:: Task goal ::
Omit the pictures and output every entry below exactly as written.

::: Exercise materials :::

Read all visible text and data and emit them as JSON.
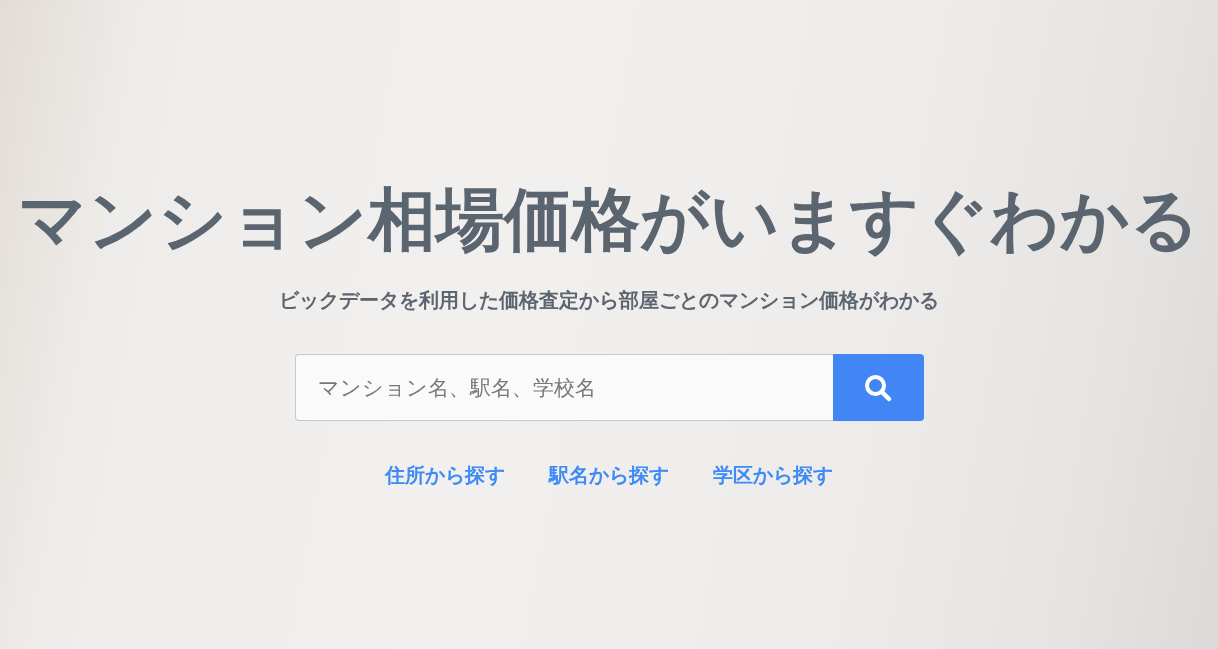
{
  "hero": {
    "title": "マンション相場価格がいますぐわかる",
    "subtitle": "ビックデータを利用した価格査定から部屋ごとのマンション価格がわかる"
  },
  "search": {
    "placeholder": "マンション名、駅名、学校名"
  },
  "links": [
    {
      "label": "住所から探す"
    },
    {
      "label": "駅名から探す"
    },
    {
      "label": "学区から探す"
    }
  ]
}
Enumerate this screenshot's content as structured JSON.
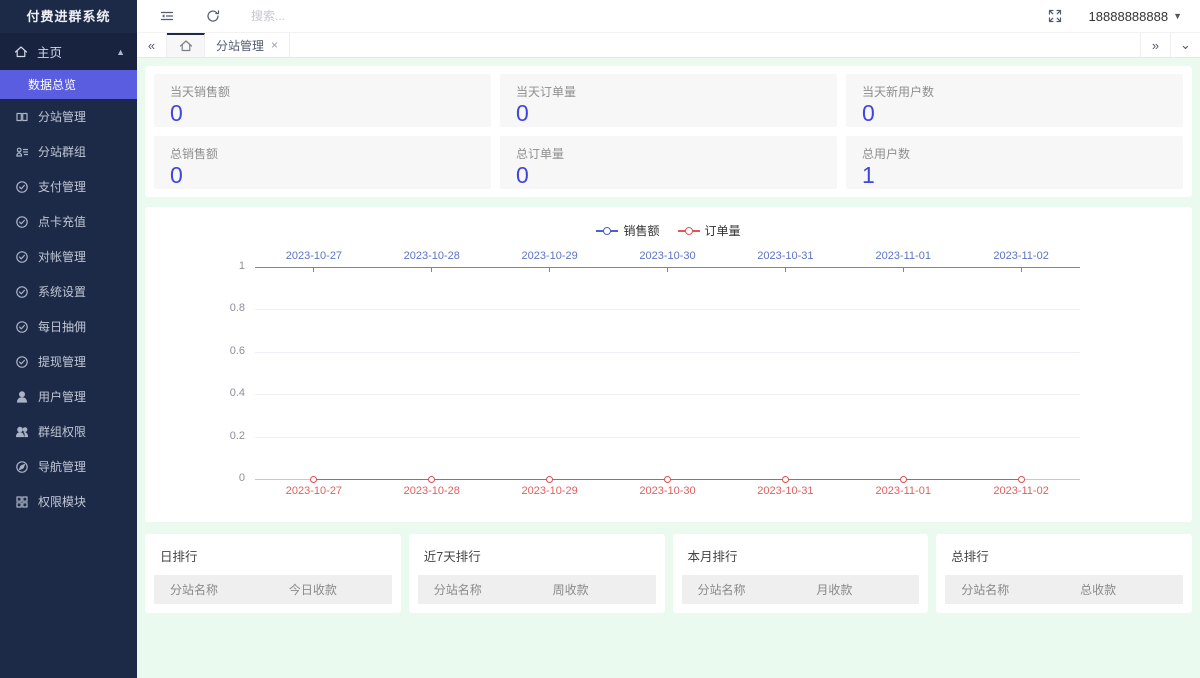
{
  "app": {
    "accent_purple": "#5a5de0",
    "sidebar_bg": "#1d2a47",
    "content_bg": "#ebfaee",
    "stat_value_color": "#4046dd"
  },
  "sidebar": {
    "title": "付费进群系统",
    "home": {
      "label": "主页",
      "icon": "home-icon"
    },
    "active_sub": {
      "label": "数据总览"
    },
    "items": [
      {
        "label": "分站管理",
        "icon": "substation-icon"
      },
      {
        "label": "分站群组",
        "icon": "group-list-icon"
      },
      {
        "label": "支付管理",
        "icon": "circle-check-icon"
      },
      {
        "label": "点卡充值",
        "icon": "circle-check-icon"
      },
      {
        "label": "对帐管理",
        "icon": "circle-check-icon"
      },
      {
        "label": "系统设置",
        "icon": "circle-check-icon"
      },
      {
        "label": "每日抽佣",
        "icon": "circle-check-icon"
      },
      {
        "label": "提现管理",
        "icon": "circle-check-icon"
      },
      {
        "label": "用户管理",
        "icon": "user-icon"
      },
      {
        "label": "群组权限",
        "icon": "users-icon"
      },
      {
        "label": "导航管理",
        "icon": "nav-icon"
      },
      {
        "label": "权限模块",
        "icon": "modules-icon"
      }
    ]
  },
  "header": {
    "search_placeholder": "搜索...",
    "phone": "18888888888",
    "icons": [
      "collapse-menu-icon",
      "refresh-icon",
      "fullscreen-icon",
      "caret-down-icon"
    ]
  },
  "tabbar": {
    "back": "«",
    "forward": "»",
    "home_icon": "home-icon",
    "tab": {
      "label": "分站管理",
      "close": "×"
    }
  },
  "stats": [
    {
      "label": "当天销售额",
      "value": "0"
    },
    {
      "label": "当天订单量",
      "value": "0"
    },
    {
      "label": "当天新用户数",
      "value": "0"
    },
    {
      "label": "总销售额",
      "value": "0"
    },
    {
      "label": "总订单量",
      "value": "0"
    },
    {
      "label": "总用户数",
      "value": "1"
    }
  ],
  "chart": {
    "legend": [
      {
        "label": "销售额",
        "color": "#4a5fd0"
      },
      {
        "label": "订单量",
        "color": "#e25555"
      }
    ],
    "dates": [
      "2023-10-27",
      "2023-10-28",
      "2023-10-29",
      "2023-10-30",
      "2023-10-31",
      "2023-11-01",
      "2023-11-02"
    ],
    "yticks": [
      "1",
      "0.8",
      "0.6",
      "0.4",
      "0.2",
      "0"
    ]
  },
  "chart_data": {
    "type": "line",
    "x": [
      "2023-10-27",
      "2023-10-28",
      "2023-10-29",
      "2023-10-30",
      "2023-10-31",
      "2023-11-01",
      "2023-11-02"
    ],
    "series": [
      {
        "name": "销售额",
        "color": "#4a5fd0",
        "values": [
          0,
          0,
          0,
          0,
          0,
          0,
          0
        ]
      },
      {
        "name": "订单量",
        "color": "#e25555",
        "values": [
          0,
          0,
          0,
          0,
          0,
          0,
          0
        ]
      }
    ],
    "title": "",
    "xlabel": "",
    "ylabel": "",
    "ylim": [
      0,
      1
    ],
    "grid": true,
    "legend_position": "top-center"
  },
  "rankings": [
    {
      "title": "日排行",
      "col1": "分站名称",
      "col2": "今日收款"
    },
    {
      "title": "近7天排行",
      "col1": "分站名称",
      "col2": "周收款"
    },
    {
      "title": "本月排行",
      "col1": "分站名称",
      "col2": "月收款"
    },
    {
      "title": "总排行",
      "col1": "分站名称",
      "col2": "总收款"
    }
  ]
}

:::

:: The answer ::
Read all visible text and data and emit them as JSON.
{
  "hero": {
    "title": "マンション相場価格がいますぐわかる",
    "subtitle": "ビックデータを利用した価格査定から部屋ごとのマンション価格がわかる"
  },
  "search": {
    "placeholder": "マンション名、駅名、学校名"
  },
  "links": [
    {
      "label": "住所から探す"
    },
    {
      "label": "駅名から探す"
    },
    {
      "label": "学区から探す"
    }
  ]
}
Enumerate this screenshot's content as structured JSON.
{
  "app": {
    "accent_purple": "#5a5de0",
    "sidebar_bg": "#1d2a47",
    "content_bg": "#ebfaee",
    "stat_value_color": "#4046dd"
  },
  "sidebar": {
    "title": "付费进群系统",
    "home": {
      "label": "主页",
      "icon": "home-icon"
    },
    "active_sub": {
      "label": "数据总览"
    },
    "items": [
      {
        "label": "分站管理",
        "icon": "substation-icon"
      },
      {
        "label": "分站群组",
        "icon": "group-list-icon"
      },
      {
        "label": "支付管理",
        "icon": "circle-check-icon"
      },
      {
        "label": "点卡充值",
        "icon": "circle-check-icon"
      },
      {
        "label": "对帐管理",
        "icon": "circle-check-icon"
      },
      {
        "label": "系统设置",
        "icon": "circle-check-icon"
      },
      {
        "label": "每日抽佣",
        "icon": "circle-check-icon"
      },
      {
        "label": "提现管理",
        "icon": "circle-check-icon"
      },
      {
        "label": "用户管理",
        "icon": "user-icon"
      },
      {
        "label": "群组权限",
        "icon": "users-icon"
      },
      {
        "label": "导航管理",
        "icon": "nav-icon"
      },
      {
        "label": "权限模块",
        "icon": "modules-icon"
      }
    ]
  },
  "header": {
    "search_placeholder": "搜索...",
    "phone": "18888888888",
    "icons": [
      "collapse-menu-icon",
      "refresh-icon",
      "fullscreen-icon",
      "caret-down-icon"
    ]
  },
  "tabbar": {
    "back": "«",
    "forward": "»",
    "home_icon": "home-icon",
    "tab": {
      "label": "分站管理",
      "close": "×"
    }
  },
  "stats": [
    {
      "label": "当天销售额",
      "value": "0"
    },
    {
      "label": "当天订单量",
      "value": "0"
    },
    {
      "label": "当天新用户数",
      "value": "0"
    },
    {
      "label": "总销售额",
      "value": "0"
    },
    {
      "label": "总订单量",
      "value": "0"
    },
    {
      "label": "总用户数",
      "value": "1"
    }
  ],
  "chart": {
    "legend": [
      {
        "label": "销售额",
        "color": "#4a5fd0"
      },
      {
        "label": "订单量",
        "color": "#e25555"
      }
    ],
    "dates": [
      "2023-10-27",
      "2023-10-28",
      "2023-10-29",
      "2023-10-30",
      "2023-10-31",
      "2023-11-01",
      "2023-11-02"
    ],
    "yticks": [
      "1",
      "0.8",
      "0.6",
      "0.4",
      "0.2",
      "0"
    ]
  },
  "chart_data": {
    "type": "line",
    "x": [
      "2023-10-27",
      "2023-10-28",
      "2023-10-29",
      "2023-10-30",
      "2023-10-31",
      "2023-11-01",
      "2023-11-02"
    ],
    "series": [
      {
        "name": "销售额",
        "color": "#4a5fd0",
        "values": [
          0,
          0,
          0,
          0,
          0,
          0,
          0
        ]
      },
      {
        "name": "订单量",
        "color": "#e25555",
        "values": [
          0,
          0,
          0,
          0,
          0,
          0,
          0
        ]
      }
    ],
    "title": "",
    "xlabel": "",
    "ylabel": "",
    "ylim": [
      0,
      1
    ],
    "grid": true,
    "legend_position": "top-center"
  },
  "rankings": [
    {
      "title": "日排行",
      "col1": "分站名称",
      "col2": "今日收款"
    },
    {
      "title": "近7天排行",
      "col1": "分站名称",
      "col2": "周收款"
    },
    {
      "title": "本月排行",
      "col1": "分站名称",
      "col2": "月收款"
    },
    {
      "title": "总排行",
      "col1": "分站名称",
      "col2": "总收款"
    }
  ]
}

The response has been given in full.